■ Directive ■
From the line containing "Output the text content of this document." through the last line of the data, return those lines exactly as written and nothing more.
━━━━━━━━━━━━━━━━━━━━
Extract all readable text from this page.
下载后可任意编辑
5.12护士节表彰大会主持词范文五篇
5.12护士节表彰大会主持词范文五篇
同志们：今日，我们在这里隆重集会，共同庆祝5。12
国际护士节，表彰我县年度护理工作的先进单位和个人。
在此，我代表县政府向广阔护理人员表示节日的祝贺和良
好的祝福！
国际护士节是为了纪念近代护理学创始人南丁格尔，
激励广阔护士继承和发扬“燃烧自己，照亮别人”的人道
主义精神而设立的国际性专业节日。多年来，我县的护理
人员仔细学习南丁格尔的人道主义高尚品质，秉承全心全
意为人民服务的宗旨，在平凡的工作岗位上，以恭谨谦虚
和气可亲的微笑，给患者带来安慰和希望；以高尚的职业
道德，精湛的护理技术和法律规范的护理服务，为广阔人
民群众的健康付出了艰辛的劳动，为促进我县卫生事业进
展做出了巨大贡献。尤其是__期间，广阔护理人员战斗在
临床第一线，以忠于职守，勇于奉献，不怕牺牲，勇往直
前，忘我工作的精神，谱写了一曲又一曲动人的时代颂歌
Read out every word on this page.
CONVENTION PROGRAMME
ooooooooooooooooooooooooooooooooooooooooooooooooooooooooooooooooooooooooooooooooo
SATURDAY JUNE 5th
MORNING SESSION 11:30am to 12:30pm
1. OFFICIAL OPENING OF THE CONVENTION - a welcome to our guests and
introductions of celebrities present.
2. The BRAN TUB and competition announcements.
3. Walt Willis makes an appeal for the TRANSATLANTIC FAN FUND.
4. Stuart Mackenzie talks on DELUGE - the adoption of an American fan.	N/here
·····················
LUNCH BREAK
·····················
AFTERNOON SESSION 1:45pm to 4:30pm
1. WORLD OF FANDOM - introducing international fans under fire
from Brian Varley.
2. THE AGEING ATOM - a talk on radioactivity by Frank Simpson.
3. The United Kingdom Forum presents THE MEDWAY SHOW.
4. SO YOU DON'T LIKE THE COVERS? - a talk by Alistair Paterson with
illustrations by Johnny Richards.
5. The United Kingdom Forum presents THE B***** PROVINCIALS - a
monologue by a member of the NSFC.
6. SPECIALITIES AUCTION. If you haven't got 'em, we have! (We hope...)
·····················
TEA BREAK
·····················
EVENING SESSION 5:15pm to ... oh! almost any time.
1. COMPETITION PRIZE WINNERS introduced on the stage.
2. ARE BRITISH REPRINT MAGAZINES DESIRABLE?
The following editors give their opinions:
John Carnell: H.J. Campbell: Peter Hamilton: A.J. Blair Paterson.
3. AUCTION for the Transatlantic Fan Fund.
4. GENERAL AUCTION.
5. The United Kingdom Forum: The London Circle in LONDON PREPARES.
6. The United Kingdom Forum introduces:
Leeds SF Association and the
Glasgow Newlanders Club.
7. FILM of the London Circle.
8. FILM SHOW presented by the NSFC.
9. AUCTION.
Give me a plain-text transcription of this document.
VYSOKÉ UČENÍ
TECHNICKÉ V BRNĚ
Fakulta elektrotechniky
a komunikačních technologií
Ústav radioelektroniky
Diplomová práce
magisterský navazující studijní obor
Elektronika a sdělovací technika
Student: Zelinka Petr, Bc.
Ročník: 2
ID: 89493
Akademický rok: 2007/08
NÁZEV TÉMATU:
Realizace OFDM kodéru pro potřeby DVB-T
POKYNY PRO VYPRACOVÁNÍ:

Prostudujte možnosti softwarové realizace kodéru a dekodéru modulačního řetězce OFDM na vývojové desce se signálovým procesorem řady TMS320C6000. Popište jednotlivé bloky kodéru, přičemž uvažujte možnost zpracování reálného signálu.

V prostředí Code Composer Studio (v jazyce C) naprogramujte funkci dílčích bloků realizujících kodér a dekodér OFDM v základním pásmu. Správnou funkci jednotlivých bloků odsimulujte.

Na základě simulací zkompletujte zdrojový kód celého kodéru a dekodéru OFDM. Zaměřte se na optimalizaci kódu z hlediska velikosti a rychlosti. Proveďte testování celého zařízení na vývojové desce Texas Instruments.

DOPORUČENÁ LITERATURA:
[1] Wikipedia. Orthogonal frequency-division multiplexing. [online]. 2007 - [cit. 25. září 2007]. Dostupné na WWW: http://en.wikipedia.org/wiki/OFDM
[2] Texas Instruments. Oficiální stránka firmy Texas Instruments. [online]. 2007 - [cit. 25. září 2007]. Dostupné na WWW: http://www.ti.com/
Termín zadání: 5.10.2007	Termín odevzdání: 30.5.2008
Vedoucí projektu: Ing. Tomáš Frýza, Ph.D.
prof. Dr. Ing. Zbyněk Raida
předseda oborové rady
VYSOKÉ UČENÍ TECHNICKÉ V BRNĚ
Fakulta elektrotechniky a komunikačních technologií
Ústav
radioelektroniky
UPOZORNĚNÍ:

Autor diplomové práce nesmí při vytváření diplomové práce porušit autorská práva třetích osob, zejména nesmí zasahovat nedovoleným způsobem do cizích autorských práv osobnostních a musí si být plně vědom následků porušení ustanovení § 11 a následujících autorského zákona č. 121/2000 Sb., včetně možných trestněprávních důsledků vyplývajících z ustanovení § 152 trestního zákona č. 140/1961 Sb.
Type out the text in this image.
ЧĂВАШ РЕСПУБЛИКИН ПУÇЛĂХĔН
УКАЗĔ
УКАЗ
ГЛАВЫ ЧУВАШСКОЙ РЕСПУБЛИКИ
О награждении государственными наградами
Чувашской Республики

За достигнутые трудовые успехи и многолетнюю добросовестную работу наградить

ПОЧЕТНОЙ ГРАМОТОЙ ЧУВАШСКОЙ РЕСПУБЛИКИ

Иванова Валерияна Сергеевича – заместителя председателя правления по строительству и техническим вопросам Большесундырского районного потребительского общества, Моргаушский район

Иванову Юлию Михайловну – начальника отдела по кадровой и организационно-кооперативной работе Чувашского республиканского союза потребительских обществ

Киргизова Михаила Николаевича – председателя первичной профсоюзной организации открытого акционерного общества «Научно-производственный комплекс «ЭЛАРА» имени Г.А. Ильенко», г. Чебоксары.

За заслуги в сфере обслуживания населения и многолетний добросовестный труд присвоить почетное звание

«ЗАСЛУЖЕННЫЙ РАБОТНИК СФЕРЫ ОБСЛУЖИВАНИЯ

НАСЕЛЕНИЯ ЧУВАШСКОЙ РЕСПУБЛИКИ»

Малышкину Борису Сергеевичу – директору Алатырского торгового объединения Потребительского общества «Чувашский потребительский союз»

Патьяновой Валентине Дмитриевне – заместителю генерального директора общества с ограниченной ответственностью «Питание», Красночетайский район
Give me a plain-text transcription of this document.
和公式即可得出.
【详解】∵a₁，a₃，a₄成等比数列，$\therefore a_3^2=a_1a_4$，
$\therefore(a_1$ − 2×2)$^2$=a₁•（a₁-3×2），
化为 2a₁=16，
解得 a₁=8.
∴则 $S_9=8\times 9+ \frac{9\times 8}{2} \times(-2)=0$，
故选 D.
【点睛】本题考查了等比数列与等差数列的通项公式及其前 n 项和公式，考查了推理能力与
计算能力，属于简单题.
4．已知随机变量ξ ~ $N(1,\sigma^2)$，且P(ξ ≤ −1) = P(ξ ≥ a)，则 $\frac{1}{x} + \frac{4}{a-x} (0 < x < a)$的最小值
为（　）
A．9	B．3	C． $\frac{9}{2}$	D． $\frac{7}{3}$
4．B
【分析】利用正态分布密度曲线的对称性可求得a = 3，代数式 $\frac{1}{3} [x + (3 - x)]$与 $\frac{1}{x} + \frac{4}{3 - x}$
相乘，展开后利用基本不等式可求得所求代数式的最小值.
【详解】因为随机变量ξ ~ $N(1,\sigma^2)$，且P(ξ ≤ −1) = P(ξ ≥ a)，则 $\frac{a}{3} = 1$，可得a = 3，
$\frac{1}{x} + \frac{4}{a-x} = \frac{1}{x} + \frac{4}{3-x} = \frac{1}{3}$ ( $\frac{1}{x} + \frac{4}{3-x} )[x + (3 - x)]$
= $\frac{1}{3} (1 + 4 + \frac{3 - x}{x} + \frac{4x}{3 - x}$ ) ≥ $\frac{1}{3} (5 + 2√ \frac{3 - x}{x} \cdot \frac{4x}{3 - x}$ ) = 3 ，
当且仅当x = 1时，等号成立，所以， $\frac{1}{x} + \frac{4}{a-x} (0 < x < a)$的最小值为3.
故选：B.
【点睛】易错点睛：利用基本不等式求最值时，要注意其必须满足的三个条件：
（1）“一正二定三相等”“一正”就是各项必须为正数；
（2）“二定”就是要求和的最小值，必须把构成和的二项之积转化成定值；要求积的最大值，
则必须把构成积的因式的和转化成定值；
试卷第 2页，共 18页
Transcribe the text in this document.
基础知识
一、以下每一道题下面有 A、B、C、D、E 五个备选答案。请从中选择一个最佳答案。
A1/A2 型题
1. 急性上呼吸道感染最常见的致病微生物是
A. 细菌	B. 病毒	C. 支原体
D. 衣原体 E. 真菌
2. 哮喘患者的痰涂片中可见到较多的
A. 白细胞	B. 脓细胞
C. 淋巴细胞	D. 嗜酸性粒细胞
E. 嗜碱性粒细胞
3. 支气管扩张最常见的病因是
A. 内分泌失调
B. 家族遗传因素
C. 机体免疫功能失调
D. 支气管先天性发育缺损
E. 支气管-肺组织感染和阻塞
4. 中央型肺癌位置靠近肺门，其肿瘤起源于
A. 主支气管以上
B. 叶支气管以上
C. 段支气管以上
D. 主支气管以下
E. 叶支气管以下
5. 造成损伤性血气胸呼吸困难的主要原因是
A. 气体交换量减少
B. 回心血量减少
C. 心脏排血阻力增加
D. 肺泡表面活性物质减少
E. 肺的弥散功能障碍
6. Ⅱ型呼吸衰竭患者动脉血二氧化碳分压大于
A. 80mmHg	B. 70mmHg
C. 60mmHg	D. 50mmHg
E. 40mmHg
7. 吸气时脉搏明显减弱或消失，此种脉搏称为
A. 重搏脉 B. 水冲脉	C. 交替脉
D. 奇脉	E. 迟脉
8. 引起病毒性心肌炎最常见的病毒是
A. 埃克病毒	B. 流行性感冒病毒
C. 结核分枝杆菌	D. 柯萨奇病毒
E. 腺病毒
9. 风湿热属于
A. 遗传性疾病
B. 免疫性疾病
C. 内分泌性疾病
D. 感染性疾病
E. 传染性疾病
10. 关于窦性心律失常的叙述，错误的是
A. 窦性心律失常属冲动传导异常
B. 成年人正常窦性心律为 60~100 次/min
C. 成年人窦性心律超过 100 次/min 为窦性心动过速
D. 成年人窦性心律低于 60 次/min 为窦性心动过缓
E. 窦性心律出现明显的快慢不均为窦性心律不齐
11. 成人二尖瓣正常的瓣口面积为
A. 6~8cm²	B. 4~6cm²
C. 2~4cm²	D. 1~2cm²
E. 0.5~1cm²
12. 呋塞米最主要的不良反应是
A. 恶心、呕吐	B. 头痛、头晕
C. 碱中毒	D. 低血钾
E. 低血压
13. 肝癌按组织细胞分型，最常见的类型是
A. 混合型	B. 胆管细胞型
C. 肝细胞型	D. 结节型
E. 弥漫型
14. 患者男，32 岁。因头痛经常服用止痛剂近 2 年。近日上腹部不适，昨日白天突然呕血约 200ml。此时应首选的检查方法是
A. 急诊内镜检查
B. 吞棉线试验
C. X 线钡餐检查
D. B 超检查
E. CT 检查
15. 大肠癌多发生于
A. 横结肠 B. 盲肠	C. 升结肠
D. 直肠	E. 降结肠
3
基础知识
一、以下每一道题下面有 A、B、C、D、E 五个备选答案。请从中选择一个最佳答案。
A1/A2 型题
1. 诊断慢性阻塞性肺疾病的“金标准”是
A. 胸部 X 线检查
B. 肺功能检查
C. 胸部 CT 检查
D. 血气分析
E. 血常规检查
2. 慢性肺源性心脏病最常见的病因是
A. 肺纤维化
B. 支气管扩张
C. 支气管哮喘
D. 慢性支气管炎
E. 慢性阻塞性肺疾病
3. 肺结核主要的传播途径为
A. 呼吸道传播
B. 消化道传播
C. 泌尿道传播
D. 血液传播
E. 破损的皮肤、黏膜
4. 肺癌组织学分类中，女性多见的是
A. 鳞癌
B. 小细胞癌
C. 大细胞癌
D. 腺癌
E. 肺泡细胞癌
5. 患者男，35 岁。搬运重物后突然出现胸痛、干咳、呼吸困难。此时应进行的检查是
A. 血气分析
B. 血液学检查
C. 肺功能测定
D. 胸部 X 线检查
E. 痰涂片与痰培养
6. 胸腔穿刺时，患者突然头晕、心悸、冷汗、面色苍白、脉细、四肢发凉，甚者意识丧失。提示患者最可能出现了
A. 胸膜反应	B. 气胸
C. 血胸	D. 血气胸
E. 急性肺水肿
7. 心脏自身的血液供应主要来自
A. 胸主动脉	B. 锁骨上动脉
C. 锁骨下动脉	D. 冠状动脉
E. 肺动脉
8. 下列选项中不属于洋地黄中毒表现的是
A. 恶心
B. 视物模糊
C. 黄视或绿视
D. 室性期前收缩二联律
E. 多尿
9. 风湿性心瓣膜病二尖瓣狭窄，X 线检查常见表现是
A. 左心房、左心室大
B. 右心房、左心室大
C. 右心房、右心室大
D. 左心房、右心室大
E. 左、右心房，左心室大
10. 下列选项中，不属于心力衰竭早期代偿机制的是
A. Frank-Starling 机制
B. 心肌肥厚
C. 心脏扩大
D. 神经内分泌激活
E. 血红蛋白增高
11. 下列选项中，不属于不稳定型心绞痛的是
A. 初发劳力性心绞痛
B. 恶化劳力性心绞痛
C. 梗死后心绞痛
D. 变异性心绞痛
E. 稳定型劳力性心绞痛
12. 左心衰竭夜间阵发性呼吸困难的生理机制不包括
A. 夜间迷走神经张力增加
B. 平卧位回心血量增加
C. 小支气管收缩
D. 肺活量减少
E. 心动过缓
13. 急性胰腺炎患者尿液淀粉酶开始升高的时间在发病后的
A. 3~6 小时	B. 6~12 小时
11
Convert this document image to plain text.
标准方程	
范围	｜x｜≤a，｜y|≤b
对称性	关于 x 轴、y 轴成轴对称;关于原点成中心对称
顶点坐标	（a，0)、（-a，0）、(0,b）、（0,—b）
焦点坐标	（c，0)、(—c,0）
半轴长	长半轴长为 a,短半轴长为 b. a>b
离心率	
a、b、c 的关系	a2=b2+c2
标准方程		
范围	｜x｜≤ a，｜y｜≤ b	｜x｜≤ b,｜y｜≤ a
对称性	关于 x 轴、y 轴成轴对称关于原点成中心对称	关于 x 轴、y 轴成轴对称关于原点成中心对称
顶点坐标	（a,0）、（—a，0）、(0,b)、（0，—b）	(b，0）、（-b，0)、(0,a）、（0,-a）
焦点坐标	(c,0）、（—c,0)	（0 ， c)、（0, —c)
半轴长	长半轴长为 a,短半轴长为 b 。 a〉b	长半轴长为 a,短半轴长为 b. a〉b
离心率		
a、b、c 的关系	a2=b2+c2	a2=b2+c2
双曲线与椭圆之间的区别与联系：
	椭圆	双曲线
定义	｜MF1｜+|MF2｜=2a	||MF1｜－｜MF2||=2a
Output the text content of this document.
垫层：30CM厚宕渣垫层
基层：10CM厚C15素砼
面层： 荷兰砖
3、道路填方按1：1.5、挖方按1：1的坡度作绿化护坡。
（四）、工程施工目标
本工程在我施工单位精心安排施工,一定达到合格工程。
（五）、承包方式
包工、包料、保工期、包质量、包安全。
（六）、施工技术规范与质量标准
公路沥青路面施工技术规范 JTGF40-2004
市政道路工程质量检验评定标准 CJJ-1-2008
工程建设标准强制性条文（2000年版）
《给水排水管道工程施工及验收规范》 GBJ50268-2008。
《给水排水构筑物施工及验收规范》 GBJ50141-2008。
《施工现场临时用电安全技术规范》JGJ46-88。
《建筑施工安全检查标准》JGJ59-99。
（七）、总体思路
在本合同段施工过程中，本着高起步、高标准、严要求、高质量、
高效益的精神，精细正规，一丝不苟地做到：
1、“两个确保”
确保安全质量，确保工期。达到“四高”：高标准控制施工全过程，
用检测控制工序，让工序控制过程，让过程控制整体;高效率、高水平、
━━━━━━━━━━━━━━━━━━━━
■ Written solution ■
Output the text content of this document.
垫层：30CM厚宕渣垫层
基层：10CM厚C15素砼
面层： 荷兰砖
3、道路填方按1：1.5、挖方按1：1的坡度作绿化护坡。
（四）、工程施工目标
本工程在我施工单位精心安排施工,一定达到合格工程。
（五）、承包方式
包工、包料、保工期、包质量、包安全。
（六）、施工技术规范与质量标准
公路沥青路面施工技术规范 JTGF40-2004
市政道路工程质量检验评定标准 CJJ-1-2008
工程建设标准强制性条文（2000年版）
《给水排水管道工程施工及验收规范》 GBJ50268-2008。
《给水排水构筑物施工及验收规范》 GBJ50141-2008。
《施工现场临时用电安全技术规范》JGJ46-88。
《建筑施工安全检查标准》JGJ59-99。
（七）、总体思路
在本合同段施工过程中，本着高起步、高标准、严要求、高质量、
高效益的精神，精细正规，一丝不苟地做到：
1、“两个确保”
确保安全质量，确保工期。达到“四高”：高标准控制施工全过程，
用检测控制工序，让工序控制过程，让过程控制整体;高效率、高水平、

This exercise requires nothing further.